SUPPLIED MATERIAL:

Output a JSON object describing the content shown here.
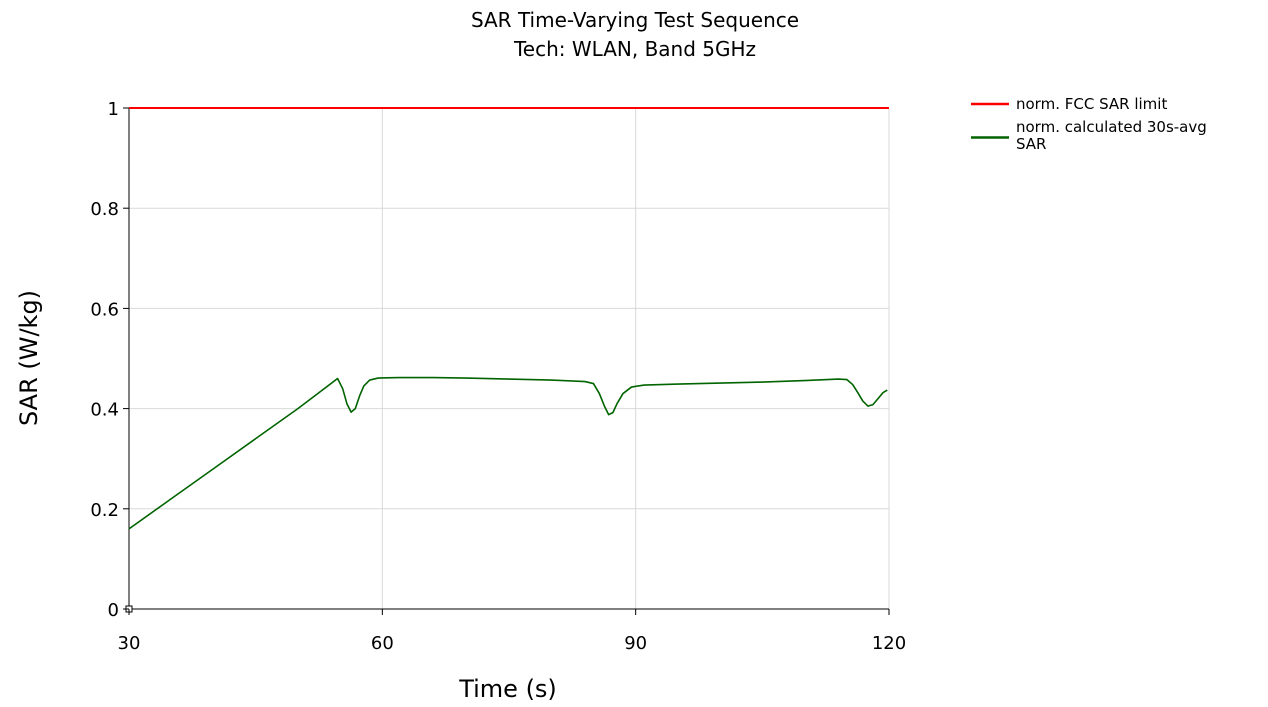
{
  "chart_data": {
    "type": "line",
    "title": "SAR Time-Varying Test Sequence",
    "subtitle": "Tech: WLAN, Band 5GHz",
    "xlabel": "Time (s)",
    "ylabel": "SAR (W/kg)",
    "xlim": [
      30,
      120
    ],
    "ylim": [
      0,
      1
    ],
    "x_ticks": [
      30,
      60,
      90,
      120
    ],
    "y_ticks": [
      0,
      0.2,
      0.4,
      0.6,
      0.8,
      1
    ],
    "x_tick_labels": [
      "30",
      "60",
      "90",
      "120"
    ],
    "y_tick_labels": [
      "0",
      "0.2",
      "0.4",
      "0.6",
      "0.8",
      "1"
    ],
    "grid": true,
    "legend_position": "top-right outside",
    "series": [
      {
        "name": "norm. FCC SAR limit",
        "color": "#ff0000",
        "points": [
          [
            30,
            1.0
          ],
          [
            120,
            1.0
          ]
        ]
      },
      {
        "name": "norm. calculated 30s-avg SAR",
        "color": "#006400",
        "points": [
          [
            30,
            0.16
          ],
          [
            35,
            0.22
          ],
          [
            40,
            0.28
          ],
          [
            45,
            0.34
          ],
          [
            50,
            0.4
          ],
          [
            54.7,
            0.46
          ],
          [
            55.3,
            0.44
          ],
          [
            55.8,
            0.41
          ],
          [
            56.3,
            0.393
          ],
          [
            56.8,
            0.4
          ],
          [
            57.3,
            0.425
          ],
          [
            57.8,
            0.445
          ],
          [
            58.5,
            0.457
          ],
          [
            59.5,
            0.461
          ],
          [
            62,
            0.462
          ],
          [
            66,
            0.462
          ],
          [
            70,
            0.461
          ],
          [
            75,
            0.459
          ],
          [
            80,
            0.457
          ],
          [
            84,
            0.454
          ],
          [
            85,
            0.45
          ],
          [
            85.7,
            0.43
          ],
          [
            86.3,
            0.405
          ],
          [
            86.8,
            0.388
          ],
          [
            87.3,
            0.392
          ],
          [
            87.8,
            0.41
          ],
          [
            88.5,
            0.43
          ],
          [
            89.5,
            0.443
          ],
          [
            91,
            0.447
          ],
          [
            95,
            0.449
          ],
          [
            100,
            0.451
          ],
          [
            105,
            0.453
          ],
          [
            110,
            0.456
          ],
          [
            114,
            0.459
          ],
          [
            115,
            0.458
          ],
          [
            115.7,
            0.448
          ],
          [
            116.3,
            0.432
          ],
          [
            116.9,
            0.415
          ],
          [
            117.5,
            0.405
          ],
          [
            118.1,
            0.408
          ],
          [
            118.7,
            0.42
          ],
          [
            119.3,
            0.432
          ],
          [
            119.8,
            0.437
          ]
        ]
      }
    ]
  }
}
==
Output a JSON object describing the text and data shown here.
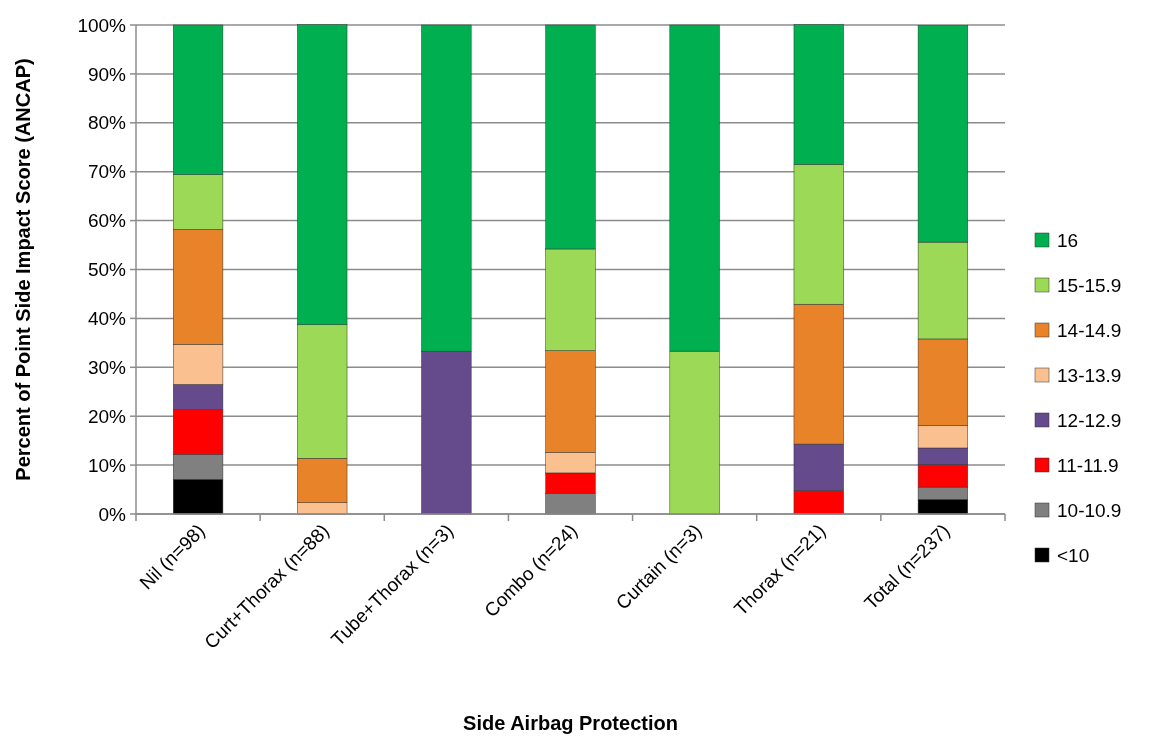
--
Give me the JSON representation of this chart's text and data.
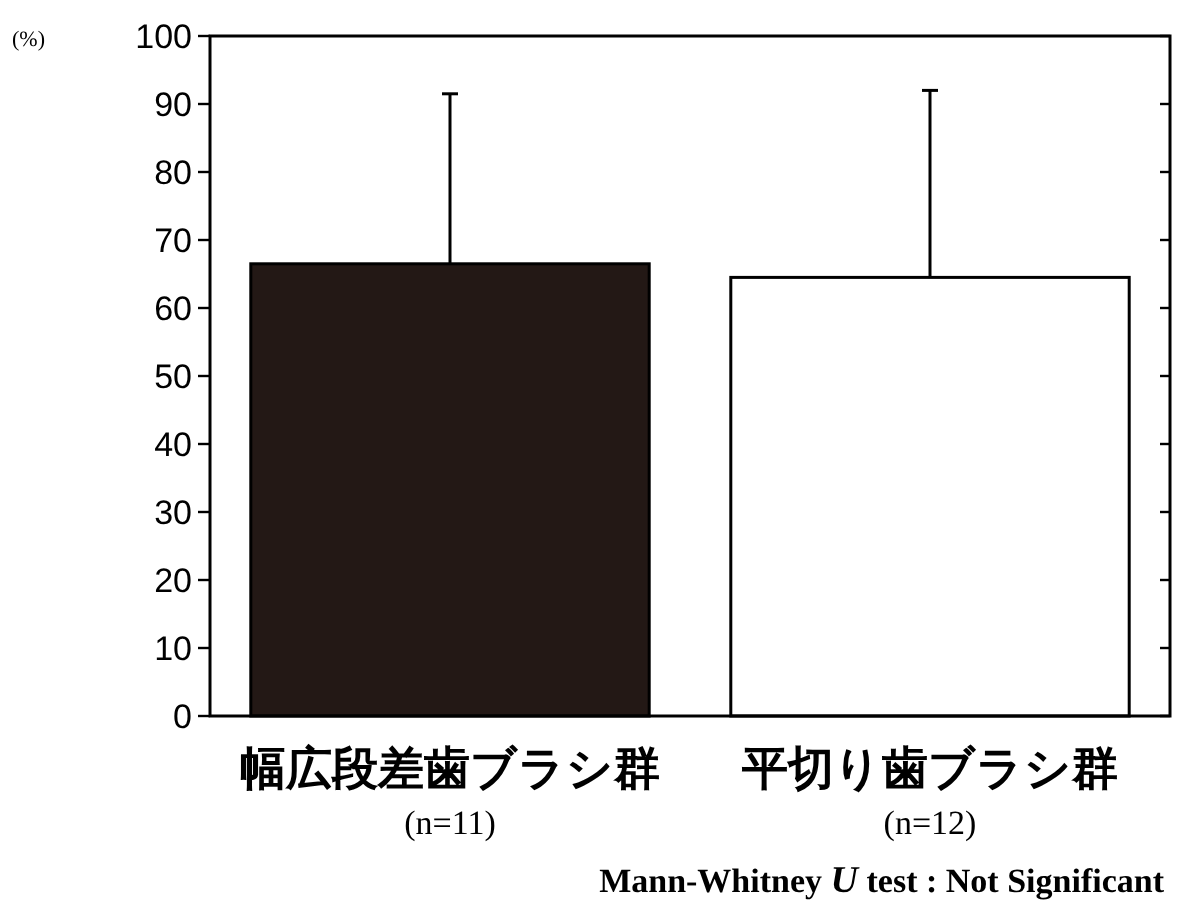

TASK REQUIREMENTS: Examine the entries and report how many of their lines contain the string "text", giving no more than the number.

TASK OUTPUT: 2